WRITTEN EXERCISE:
Report every line in the entries below that contains the string "axis". Case counts.

MATERIAL SHOWN:
++++++++
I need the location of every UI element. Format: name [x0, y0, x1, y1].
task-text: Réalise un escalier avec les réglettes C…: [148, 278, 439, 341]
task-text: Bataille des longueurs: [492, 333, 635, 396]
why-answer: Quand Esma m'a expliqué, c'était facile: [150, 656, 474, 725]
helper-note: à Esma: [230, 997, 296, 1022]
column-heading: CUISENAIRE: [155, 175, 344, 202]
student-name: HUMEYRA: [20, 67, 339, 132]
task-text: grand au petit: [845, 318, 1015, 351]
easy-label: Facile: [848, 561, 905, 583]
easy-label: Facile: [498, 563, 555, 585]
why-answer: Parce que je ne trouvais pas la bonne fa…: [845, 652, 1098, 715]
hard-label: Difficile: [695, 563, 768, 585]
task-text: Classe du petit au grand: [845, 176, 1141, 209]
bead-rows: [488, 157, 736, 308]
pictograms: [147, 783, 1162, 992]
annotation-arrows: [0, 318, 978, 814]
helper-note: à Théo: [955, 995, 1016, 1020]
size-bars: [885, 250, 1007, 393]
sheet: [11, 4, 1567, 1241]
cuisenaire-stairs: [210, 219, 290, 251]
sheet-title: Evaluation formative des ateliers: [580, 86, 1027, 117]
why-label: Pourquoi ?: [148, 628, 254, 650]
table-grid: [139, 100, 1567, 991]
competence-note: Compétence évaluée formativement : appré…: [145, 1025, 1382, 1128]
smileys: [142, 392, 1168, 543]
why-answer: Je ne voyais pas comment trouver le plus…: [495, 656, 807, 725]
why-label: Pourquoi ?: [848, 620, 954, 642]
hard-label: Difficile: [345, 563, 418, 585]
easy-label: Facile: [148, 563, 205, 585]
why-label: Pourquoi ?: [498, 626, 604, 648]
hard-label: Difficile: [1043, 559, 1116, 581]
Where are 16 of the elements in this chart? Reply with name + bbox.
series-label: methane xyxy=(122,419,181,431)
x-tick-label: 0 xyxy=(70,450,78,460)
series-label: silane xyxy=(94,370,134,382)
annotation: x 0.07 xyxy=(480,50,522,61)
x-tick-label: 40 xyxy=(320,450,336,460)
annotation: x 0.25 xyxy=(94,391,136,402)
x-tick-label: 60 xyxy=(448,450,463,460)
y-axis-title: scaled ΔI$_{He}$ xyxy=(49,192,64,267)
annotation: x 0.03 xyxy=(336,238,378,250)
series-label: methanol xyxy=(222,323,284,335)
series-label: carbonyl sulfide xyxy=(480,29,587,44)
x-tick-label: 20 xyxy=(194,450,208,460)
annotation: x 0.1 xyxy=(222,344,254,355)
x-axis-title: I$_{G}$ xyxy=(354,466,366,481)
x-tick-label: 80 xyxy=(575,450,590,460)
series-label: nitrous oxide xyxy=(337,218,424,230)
++++++++
RESPONSE TO THE TASK:
y-axis-title: scaled ΔI$_{He}$ xyxy=(49,192,64,267)
x-axis-title: I$_{G}$ xyxy=(354,466,366,481)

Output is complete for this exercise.